Problem: Reproduce each line from the records that holds "追求准确性".

Extracted data entries:
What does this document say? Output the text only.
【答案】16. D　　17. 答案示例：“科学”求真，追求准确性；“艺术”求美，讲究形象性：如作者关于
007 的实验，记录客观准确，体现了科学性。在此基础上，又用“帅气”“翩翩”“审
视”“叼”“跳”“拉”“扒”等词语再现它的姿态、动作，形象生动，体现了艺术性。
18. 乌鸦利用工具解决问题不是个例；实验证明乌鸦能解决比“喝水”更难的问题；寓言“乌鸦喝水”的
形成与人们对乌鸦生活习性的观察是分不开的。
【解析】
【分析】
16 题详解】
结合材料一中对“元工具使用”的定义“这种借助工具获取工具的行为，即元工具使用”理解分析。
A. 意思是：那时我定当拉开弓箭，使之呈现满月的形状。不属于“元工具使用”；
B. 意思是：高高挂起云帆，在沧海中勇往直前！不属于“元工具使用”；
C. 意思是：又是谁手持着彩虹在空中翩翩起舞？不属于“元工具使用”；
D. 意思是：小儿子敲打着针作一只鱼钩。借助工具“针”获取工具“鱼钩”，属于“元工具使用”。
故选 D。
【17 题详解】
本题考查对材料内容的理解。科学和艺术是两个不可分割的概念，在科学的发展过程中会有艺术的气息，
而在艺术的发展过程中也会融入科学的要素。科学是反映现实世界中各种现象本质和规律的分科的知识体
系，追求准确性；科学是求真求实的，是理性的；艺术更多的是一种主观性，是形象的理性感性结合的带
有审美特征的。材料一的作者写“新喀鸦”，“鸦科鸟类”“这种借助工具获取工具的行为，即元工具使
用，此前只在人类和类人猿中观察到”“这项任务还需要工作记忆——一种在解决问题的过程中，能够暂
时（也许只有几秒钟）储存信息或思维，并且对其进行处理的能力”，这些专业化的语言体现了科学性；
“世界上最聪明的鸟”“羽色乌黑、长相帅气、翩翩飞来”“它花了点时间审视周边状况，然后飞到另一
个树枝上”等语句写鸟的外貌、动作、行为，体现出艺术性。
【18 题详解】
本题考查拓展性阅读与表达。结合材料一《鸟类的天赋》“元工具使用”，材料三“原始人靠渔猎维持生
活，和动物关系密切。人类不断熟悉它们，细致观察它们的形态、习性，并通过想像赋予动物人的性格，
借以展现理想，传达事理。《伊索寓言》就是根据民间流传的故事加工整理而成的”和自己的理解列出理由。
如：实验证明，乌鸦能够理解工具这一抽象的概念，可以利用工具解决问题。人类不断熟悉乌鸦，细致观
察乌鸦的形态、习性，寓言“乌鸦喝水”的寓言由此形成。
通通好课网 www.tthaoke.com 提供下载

Answer to the task:
【答案】16. D　　17. 答案示例：“科学”求真，追求准确性；“艺术”求美，讲究形象性：如作者关于
系，追求准确性；科学是求真求实的，是理性的；艺术更多的是一种主观性，是形象的理性感性结合的带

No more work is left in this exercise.